• Exercise prompt: Go through the material and pull out every line with the string "为人诚实" in it.

• Supplied data:

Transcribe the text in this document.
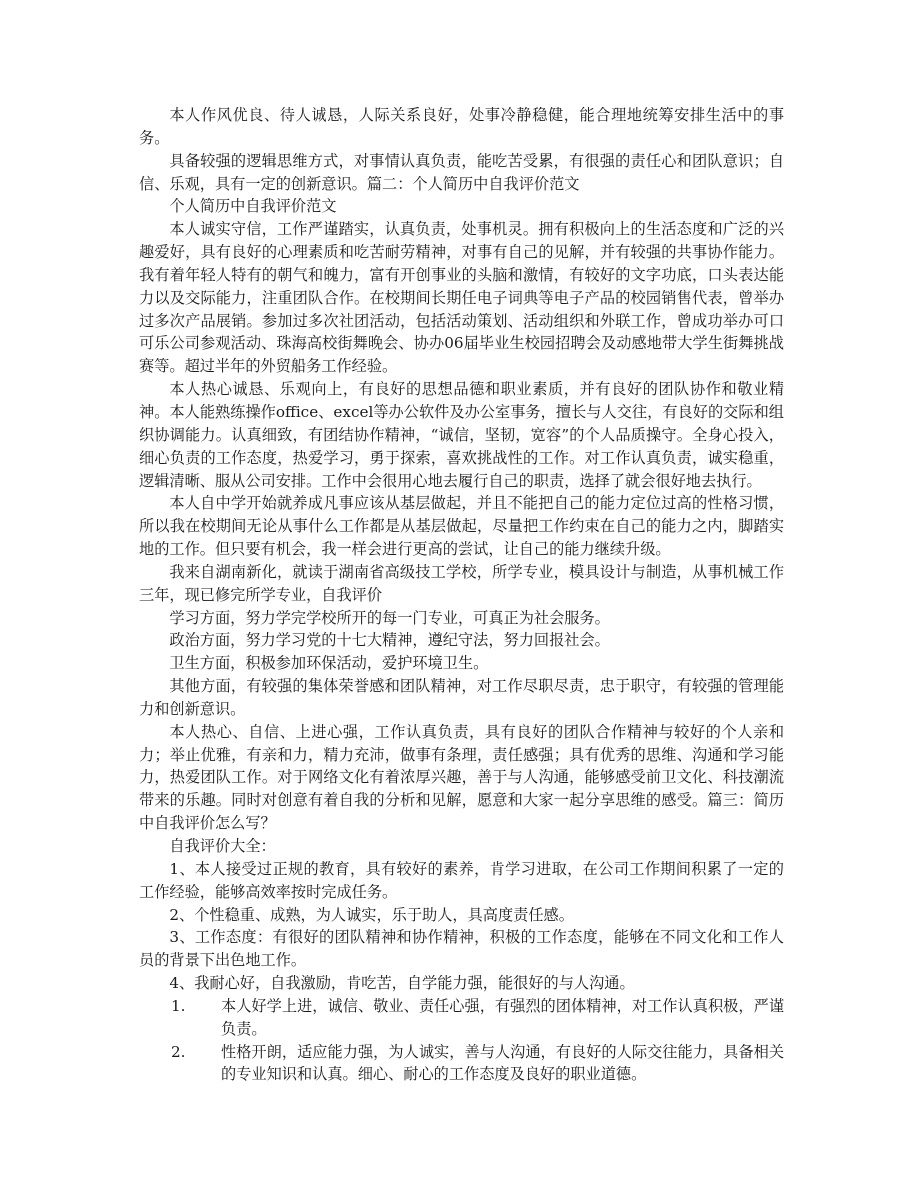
本人作风优良、待人诚恳，人际关系良好，处事冷静稳健，能合理地统筹安排生活中的事务。

具备较强的逻辑思维方式，对事情认真负责，能吃苦受累，有很强的责任心和团队意识；自信、乐观，具有一定的创新意识。篇二：个人简历中自我评价范文

个人简历中自我评价范文

本人诚实守信，工作严谨踏实，认真负责，处事机灵。拥有积极向上的生活态度和广泛的兴趣爱好，具有良好的心理素质和吃苦耐劳精神，对事有自己的见解，并有较强的共事协作能力。我有着年轻人特有的朝气和魄力，富有开创事业的头脑和激情，有较好的文字功底，口头表达能力以及交际能力，注重团队合作。在校期间长期任电子词典等电子产品的校园销售代表，曾举办过多次产品展销。参加过多次社团活动，包括活动策划、活动组织和外联工作，曾成功举办可口可乐公司参观活动、珠海高校街舞晚会、协办06届毕业生校园招聘会及动感地带大学生街舞挑战赛等。超过半年的外贸船务工作经验。

本人热心诚恳、乐观向上，有良好的思想品德和职业素质，并有良好的团队协作和敬业精神。本人能熟练操作office、excel等办公软件及办公室事务，擅长与人交往，有良好的交际和组织协调能力。认真细致，有团结协作精神，“诚信，坚韧，宽容”的个人品质操守。全身心投入，细心负责的工作态度，热爱学习，勇于探索，喜欢挑战性的工作。对工作认真负责，诚实稳重，逻辑清晰、服从公司安排。工作中会很用心地去履行自己的职责，选择了就会很好地去执行。

本人自中学开始就养成凡事应该从基层做起，并且不能把自己的能力定位过高的性格习惯，所以我在校期间无论从事什么工作都是从基层做起，尽量把工作约束在自己的能力之内，脚踏实地的工作。但只要有机会，我一样会进行更高的尝试，让自己的能力继续升级。

我来自湖南新化，就读于湖南省高级技工学校，所学专业，模具设计与制造，从事机械工作三年，现已修完所学专业，自我评价

学习方面，努力学完学校所开的每一门专业，可真正为社会服务。

政治方面，努力学习党的十七大精神，遵纪守法，努力回报社会。

卫生方面，积极参加环保活动，爱护环境卫生。

其他方面，有较强的集体荣誉感和团队精神，对工作尽职尽责，忠于职守，有较强的管理能力和创新意识。

本人热心、自信、上进心强，工作认真负责，具有良好的团队合作精神与较好的个人亲和力；举止优雅，有亲和力，精力充沛，做事有条理，责任感强；具有优秀的思维、沟通和学习能力，热爱团队工作。对于网络文化有着浓厚兴趣，善于与人沟通，能够感受前卫文化、科技潮流带来的乐趣。同时对创意有着自我的分析和见解，愿意和大家一起分享思维的感受。篇三：简历中自我评价怎么写？

自我评价大全：

1、本人接受过正规的教育，具有较好的素养，肯学习进取，在公司工作期间积累了一定的工作经验，能够高效率按时完成任务。

2、个性稳重、成熟，为人诚实，乐于助人，具高度责任感。

3、工作态度：有很好的团队精神和协作精神，积极的工作态度，能够在不同文化和工作人员的背景下出色地工作。

4、我耐心好，自我激励，肯吃苦，自学能力强，能很好的与人沟通。

1.	本人好学上进，诚信、敬业、责任心强，有强烈的团体精神，对工作认真积极，严谨负责。
2.	性格开朗，适应能力强，为人诚实，善与人沟通，有良好的人际交往能力，具备相关的专业知识和认真。细心、耐心的工作态度及良好的职业道德。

• Task output:
2、个性稳重、成熟，为人诚实，乐于助人，具高度责任感。
2.	性格开朗，适应能力强，为人诚实，善与人沟通，有良好的人际交往能力，具备相关的专业知识和认真。细心、耐心的工作态度及良好的职业道德。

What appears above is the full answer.